* [Material for this exercise]

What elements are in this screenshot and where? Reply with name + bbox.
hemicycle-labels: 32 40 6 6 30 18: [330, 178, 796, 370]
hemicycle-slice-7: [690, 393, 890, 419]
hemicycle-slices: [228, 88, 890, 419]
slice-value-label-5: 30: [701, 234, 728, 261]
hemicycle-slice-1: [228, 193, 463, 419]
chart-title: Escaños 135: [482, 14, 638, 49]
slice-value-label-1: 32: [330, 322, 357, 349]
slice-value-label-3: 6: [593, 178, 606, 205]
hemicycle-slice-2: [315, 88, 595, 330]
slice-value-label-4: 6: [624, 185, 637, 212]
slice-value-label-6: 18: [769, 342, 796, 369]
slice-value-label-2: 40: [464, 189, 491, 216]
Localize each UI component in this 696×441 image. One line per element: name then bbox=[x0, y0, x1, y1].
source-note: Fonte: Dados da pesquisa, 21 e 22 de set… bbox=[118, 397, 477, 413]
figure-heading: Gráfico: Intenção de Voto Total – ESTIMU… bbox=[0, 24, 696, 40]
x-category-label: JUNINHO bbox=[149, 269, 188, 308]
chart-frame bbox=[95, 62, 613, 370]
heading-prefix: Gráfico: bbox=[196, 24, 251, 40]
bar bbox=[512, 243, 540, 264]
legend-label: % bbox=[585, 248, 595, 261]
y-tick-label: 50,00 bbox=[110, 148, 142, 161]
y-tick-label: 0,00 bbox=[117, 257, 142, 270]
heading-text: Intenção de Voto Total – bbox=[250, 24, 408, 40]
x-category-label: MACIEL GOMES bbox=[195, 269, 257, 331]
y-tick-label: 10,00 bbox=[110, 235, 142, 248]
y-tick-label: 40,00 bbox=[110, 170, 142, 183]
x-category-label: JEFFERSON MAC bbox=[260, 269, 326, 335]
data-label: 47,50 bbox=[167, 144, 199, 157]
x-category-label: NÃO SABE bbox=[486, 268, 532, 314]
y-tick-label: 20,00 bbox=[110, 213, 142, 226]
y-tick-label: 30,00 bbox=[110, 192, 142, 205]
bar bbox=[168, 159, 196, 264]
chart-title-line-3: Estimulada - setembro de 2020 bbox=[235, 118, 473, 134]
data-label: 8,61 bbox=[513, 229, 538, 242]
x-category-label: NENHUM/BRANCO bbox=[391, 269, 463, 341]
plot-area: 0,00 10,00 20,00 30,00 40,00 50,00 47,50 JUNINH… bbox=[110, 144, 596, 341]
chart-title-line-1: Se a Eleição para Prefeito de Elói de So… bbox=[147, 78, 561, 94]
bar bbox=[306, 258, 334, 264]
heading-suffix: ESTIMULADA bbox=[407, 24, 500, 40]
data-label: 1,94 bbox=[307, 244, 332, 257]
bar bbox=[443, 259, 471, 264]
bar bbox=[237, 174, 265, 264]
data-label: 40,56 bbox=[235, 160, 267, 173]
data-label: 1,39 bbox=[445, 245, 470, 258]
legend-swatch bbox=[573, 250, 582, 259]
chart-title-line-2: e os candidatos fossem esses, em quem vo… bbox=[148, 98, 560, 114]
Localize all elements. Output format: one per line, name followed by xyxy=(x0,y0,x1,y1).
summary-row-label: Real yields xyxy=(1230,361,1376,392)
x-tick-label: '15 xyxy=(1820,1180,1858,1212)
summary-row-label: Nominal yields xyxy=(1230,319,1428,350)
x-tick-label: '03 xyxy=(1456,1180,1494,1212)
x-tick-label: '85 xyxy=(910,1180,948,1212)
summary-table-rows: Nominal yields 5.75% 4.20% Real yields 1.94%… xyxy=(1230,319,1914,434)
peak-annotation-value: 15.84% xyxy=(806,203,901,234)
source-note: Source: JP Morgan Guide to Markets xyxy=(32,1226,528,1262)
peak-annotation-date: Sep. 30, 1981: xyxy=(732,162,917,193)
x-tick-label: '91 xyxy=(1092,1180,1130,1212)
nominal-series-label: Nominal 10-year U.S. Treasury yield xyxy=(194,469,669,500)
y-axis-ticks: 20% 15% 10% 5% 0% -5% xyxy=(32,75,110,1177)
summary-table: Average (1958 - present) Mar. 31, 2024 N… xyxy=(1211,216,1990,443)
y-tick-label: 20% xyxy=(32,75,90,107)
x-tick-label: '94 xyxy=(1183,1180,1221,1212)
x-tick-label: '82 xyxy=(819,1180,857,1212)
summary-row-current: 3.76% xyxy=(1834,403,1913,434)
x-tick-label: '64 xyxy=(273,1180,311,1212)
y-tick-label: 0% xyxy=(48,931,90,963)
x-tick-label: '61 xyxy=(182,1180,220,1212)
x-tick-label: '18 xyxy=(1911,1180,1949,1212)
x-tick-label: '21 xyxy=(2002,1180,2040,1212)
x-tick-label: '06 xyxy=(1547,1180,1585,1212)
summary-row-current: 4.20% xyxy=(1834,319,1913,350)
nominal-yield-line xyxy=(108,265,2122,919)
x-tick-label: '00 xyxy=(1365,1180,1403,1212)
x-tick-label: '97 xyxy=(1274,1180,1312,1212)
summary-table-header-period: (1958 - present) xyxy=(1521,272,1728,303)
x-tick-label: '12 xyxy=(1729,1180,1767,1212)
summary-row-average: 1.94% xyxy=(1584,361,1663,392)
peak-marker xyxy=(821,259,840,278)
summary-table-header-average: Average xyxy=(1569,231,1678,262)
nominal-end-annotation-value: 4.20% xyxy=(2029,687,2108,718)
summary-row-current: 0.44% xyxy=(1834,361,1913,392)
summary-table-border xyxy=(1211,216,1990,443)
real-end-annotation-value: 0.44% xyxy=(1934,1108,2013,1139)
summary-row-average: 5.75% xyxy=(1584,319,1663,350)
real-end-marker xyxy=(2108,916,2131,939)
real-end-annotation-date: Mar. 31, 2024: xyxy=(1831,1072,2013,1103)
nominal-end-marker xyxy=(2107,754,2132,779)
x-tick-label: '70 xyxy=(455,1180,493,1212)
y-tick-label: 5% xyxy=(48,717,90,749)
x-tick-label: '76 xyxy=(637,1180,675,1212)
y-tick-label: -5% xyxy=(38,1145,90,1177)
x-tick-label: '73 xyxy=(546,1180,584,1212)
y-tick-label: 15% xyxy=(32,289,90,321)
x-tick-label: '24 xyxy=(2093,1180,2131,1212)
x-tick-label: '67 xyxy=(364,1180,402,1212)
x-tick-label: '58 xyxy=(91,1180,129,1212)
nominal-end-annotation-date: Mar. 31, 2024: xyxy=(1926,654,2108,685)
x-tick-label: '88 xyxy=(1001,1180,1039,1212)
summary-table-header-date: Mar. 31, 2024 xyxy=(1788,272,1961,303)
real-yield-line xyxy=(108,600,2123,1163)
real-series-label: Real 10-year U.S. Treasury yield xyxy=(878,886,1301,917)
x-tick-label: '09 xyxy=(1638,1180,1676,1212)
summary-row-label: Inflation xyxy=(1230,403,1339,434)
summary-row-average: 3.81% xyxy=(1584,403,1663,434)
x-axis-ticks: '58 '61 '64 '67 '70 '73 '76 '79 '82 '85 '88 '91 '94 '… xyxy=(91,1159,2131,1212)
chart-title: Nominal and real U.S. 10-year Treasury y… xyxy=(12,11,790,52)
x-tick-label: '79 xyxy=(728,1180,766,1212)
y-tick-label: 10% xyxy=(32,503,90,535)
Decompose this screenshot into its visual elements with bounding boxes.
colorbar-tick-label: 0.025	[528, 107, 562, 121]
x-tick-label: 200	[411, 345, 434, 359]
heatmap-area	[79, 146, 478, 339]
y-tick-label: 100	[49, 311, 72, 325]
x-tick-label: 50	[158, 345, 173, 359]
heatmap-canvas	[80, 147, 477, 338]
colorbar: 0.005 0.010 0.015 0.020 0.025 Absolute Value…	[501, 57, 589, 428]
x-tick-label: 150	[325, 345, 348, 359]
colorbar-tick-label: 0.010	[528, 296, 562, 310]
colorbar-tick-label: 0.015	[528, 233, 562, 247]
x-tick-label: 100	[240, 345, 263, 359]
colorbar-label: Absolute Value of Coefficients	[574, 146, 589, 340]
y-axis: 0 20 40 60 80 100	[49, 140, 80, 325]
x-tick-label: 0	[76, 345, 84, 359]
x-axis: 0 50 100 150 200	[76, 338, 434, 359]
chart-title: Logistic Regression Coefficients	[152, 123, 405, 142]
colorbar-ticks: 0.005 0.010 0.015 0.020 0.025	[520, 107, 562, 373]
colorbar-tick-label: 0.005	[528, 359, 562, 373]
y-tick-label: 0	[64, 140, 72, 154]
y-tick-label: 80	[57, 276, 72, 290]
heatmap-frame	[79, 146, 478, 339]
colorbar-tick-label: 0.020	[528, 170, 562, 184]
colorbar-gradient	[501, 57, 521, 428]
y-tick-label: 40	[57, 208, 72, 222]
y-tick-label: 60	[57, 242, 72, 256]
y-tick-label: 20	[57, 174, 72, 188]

* [The exercise] Repeat the lines from the first one through the line containing "hemicycle-slice-1: [228, 193, 463, 419]", replacing "screenshot" with "image" and leaving everything else unchanged.

* [Written answer]
What elements are in this image and where? Reply with name + bbox.
hemicycle-labels: 32 40 6 6 30 18: [330, 178, 796, 370]
hemicycle-slice-7: [690, 393, 890, 419]
hemicycle-slices: [228, 88, 890, 419]
slice-value-label-5: 30: [701, 234, 728, 261]
hemicycle-slice-1: [228, 193, 463, 419]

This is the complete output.